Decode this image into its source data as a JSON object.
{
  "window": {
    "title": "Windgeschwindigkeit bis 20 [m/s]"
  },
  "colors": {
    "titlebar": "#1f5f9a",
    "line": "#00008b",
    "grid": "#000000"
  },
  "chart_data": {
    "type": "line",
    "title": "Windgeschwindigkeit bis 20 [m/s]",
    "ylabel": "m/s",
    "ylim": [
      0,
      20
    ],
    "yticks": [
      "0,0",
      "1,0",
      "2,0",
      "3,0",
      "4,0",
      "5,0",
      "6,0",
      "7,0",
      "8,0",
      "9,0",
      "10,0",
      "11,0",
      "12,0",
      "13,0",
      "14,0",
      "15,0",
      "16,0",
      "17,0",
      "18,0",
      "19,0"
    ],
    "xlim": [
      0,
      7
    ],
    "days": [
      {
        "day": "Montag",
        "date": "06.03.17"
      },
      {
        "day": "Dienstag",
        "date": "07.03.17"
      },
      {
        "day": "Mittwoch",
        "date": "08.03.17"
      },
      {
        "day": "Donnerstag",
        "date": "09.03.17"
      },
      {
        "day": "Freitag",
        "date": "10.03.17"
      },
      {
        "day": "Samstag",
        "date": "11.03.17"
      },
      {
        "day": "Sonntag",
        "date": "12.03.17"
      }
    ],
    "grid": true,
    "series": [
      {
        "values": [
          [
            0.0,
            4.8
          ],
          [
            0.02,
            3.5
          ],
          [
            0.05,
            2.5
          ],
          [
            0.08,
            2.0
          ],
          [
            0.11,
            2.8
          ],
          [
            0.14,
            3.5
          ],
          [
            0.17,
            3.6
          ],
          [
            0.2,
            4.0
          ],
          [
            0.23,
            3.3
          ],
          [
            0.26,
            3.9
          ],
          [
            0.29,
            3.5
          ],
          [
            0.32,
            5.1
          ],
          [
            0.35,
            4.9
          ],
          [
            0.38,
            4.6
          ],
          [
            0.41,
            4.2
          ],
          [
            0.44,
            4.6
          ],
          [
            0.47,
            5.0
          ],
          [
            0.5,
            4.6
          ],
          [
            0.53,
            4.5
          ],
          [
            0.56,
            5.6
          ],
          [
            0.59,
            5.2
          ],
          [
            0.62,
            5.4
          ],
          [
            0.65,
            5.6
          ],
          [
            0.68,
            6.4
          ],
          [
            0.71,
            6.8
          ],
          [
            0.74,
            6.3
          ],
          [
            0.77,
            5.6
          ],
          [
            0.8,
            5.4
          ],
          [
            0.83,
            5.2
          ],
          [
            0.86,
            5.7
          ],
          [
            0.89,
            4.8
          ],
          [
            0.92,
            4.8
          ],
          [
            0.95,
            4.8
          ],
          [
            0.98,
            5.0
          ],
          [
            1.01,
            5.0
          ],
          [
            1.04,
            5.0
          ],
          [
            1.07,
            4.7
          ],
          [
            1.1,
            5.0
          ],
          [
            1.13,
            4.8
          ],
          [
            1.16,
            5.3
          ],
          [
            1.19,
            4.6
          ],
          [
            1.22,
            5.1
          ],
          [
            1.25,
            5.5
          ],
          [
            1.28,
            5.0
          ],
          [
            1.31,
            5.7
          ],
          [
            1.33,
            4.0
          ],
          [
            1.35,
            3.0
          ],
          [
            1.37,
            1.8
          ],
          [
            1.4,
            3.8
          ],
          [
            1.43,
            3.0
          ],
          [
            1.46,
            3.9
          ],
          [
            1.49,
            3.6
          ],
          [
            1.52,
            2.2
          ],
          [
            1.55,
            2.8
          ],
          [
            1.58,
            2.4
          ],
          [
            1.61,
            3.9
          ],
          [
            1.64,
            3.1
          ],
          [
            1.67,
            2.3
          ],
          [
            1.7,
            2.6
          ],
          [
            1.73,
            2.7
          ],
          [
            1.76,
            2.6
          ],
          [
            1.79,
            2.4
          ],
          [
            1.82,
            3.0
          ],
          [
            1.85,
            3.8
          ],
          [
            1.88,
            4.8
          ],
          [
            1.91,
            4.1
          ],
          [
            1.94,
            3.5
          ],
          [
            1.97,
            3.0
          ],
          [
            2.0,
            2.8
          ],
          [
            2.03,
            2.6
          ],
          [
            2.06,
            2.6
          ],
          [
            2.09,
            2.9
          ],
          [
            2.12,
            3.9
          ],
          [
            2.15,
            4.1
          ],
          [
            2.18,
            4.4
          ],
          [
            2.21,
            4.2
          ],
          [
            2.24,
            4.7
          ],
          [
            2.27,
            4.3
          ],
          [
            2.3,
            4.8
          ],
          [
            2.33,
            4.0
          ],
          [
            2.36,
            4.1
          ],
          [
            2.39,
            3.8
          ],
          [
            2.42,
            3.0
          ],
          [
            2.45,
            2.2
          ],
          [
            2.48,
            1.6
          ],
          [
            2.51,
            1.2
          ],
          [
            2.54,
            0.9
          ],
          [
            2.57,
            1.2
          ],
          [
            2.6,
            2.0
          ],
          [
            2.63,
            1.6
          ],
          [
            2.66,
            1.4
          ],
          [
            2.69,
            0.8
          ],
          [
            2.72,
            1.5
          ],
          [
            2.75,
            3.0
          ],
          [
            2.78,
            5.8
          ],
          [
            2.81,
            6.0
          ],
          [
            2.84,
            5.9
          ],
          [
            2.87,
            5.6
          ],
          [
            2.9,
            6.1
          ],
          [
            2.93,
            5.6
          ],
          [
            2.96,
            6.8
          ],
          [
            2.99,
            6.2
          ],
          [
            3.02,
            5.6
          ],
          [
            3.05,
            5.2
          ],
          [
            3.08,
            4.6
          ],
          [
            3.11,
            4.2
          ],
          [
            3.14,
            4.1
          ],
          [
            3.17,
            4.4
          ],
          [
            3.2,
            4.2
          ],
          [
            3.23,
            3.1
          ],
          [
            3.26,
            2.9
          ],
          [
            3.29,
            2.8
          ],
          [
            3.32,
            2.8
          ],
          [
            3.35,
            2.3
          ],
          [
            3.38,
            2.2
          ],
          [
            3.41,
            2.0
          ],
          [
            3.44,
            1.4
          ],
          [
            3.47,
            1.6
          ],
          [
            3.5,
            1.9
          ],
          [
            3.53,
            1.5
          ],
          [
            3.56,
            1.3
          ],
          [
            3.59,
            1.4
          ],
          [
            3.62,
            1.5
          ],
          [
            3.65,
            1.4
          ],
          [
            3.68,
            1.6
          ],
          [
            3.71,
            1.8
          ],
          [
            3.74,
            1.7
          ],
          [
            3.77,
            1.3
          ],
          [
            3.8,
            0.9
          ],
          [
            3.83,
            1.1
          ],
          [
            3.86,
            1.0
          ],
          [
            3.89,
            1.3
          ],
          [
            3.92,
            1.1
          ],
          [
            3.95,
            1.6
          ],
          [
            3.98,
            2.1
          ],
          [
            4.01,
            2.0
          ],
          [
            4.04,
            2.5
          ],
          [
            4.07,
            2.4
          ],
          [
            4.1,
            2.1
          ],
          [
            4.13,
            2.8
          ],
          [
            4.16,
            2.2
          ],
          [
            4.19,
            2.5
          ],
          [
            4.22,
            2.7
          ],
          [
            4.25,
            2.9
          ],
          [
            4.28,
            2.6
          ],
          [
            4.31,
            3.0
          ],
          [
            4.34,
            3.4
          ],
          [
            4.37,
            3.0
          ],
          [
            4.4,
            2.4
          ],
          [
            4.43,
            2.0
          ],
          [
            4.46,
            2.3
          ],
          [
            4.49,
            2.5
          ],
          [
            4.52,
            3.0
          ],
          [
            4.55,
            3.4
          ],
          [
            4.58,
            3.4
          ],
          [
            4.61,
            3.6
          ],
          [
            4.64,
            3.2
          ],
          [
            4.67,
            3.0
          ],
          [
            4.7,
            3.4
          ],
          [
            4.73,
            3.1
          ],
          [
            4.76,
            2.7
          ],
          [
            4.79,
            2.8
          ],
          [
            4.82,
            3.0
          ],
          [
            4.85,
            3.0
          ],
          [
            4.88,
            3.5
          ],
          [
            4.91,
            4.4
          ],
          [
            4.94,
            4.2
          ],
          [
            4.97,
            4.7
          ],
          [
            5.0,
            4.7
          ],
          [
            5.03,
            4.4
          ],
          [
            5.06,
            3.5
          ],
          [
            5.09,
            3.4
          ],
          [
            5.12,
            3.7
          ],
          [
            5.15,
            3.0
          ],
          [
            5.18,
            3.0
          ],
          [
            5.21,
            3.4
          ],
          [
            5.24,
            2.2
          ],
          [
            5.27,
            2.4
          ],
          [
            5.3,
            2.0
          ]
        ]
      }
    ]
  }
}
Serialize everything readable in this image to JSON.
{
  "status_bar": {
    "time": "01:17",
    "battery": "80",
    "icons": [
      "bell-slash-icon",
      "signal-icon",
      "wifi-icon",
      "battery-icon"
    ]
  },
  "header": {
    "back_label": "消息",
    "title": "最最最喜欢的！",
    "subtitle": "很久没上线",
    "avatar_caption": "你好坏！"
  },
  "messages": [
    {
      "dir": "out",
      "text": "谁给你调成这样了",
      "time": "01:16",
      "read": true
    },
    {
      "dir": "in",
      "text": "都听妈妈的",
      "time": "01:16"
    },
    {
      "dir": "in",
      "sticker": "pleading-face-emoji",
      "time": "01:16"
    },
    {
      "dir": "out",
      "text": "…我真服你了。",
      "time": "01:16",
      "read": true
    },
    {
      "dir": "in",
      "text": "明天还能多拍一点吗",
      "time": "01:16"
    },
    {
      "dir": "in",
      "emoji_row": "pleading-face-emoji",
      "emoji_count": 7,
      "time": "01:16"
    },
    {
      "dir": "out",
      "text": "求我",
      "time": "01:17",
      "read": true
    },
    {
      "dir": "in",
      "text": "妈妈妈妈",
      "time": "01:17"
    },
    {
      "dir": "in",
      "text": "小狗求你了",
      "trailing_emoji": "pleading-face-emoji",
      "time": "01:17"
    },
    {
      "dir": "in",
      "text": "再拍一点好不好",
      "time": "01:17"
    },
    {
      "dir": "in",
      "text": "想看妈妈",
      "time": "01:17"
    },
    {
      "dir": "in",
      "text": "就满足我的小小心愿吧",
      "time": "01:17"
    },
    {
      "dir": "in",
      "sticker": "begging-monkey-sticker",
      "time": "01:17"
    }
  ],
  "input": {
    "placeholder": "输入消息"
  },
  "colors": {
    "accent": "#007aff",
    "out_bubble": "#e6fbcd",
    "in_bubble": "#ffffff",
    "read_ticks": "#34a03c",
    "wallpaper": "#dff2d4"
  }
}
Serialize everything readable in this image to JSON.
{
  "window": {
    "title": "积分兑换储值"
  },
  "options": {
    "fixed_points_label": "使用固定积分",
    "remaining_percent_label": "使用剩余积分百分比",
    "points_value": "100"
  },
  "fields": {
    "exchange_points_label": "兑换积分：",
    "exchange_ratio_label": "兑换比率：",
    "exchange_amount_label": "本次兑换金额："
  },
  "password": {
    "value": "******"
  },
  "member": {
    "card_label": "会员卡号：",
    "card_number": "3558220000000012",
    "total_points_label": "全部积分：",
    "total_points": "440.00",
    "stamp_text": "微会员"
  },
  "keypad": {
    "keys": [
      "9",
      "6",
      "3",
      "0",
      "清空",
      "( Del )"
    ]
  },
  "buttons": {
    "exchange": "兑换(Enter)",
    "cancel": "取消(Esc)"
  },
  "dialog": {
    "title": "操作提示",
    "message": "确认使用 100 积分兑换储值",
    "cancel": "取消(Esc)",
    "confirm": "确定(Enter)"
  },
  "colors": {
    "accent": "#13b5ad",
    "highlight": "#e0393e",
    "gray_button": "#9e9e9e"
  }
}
•••
*What is needed:* Looking at the entries above, state how many lines contain "face"; give the number alone.

*The solution:* 3